Recorded data
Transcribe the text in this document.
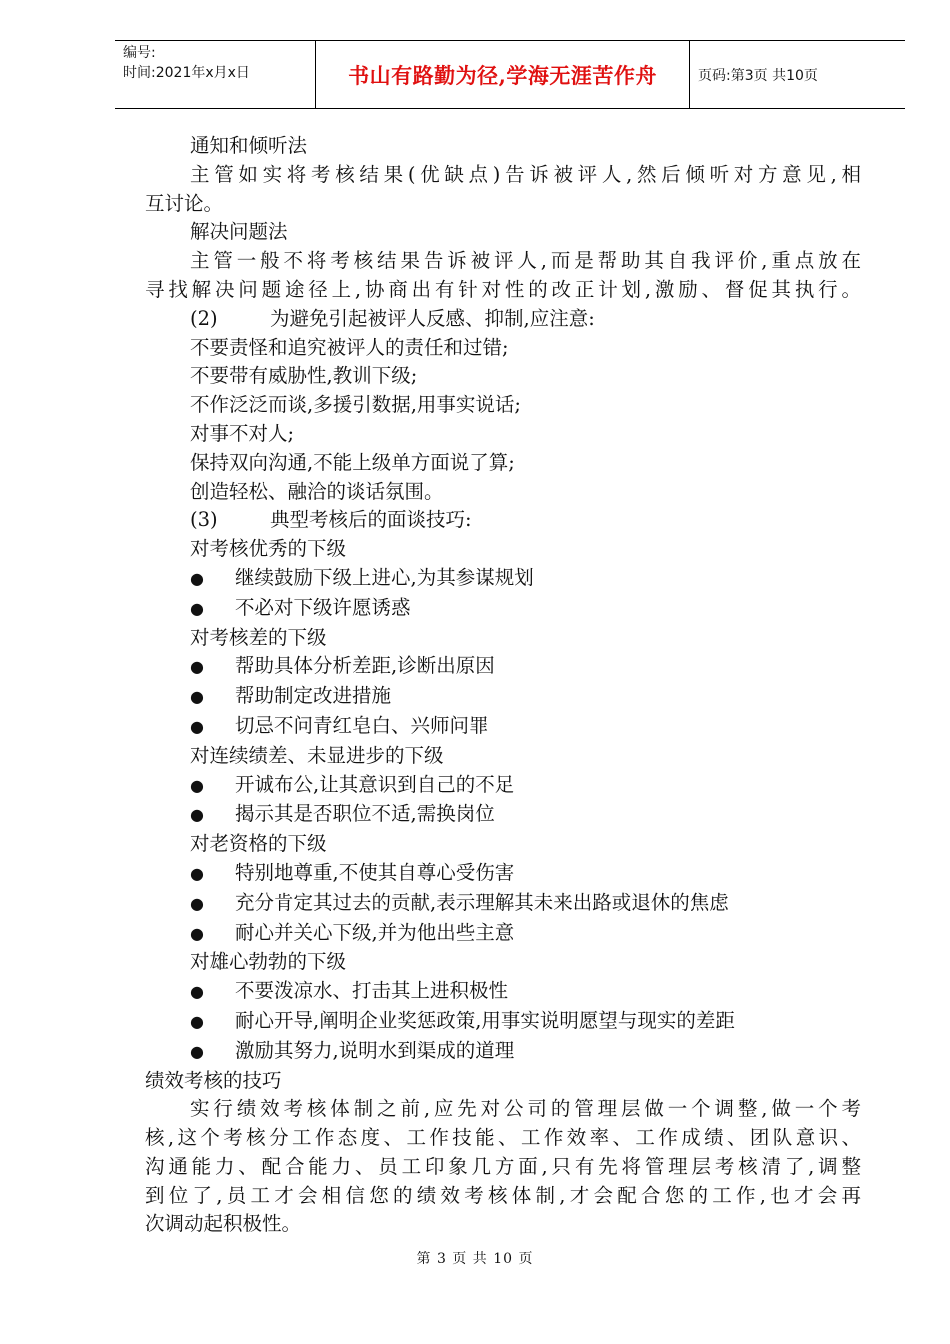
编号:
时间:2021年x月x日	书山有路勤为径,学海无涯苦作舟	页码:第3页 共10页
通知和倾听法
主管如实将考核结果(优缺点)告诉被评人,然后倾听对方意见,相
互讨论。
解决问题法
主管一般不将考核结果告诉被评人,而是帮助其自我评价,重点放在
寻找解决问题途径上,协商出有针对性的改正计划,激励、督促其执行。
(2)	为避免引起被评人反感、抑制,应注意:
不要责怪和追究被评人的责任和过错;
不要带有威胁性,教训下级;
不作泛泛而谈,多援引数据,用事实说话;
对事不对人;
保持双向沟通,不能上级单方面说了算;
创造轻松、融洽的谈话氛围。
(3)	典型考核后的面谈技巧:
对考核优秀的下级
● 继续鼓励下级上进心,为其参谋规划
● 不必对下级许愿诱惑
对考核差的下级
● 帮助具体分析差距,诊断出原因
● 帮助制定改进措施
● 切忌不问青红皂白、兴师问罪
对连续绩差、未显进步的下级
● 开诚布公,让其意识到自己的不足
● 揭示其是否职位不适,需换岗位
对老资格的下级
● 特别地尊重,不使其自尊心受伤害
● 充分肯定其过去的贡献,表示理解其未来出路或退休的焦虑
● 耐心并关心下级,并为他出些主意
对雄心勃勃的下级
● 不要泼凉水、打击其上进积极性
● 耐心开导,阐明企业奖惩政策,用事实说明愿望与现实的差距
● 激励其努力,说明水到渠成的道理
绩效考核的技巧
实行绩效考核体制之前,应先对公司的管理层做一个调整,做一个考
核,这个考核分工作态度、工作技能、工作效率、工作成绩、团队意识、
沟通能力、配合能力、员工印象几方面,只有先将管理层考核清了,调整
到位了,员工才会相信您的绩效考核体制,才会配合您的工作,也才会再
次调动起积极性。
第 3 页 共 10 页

→ Stated goal:
Return the listing above unchanged, apart from dropping its pictures.

→ The result:
Transcribe the text in this document.
编号:
时间:2021年x月x日	书山有路勤为径,学海无涯苦作舟	页码:第3页 共10页
通知和倾听法
主管如实将考核结果(优缺点)告诉被评人,然后倾听对方意见,相
互讨论。
解决问题法
主管一般不将考核结果告诉被评人,而是帮助其自我评价,重点放在
寻找解决问题途径上,协商出有针对性的改正计划,激励、督促其执行。
(2)	为避免引起被评人反感、抑制,应注意:
不要责怪和追究被评人的责任和过错;
不要带有威胁性,教训下级;
不作泛泛而谈,多援引数据,用事实说话;
对事不对人;
保持双向沟通,不能上级单方面说了算;
创造轻松、融洽的谈话氛围。
(3)	典型考核后的面谈技巧:
对考核优秀的下级
● 继续鼓励下级上进心,为其参谋规划
● 不必对下级许愿诱惑
对考核差的下级
● 帮助具体分析差距,诊断出原因
● 帮助制定改进措施
● 切忌不问青红皂白、兴师问罪
对连续绩差、未显进步的下级
● 开诚布公,让其意识到自己的不足
● 揭示其是否职位不适,需换岗位
对老资格的下级
● 特别地尊重,不使其自尊心受伤害
● 充分肯定其过去的贡献,表示理解其未来出路或退休的焦虑
● 耐心并关心下级,并为他出些主意
对雄心勃勃的下级
● 不要泼凉水、打击其上进积极性
● 耐心开导,阐明企业奖惩政策,用事实说明愿望与现实的差距
● 激励其努力,说明水到渠成的道理
绩效考核的技巧
实行绩效考核体制之前,应先对公司的管理层做一个调整,做一个考
核,这个考核分工作态度、工作技能、工作效率、工作成绩、团队意识、
沟通能力、配合能力、员工印象几方面,只有先将管理层考核清了,调整
到位了,员工才会相信您的绩效考核体制,才会配合您的工作,也才会再
次调动起积极性。
第 3 页 共 10 页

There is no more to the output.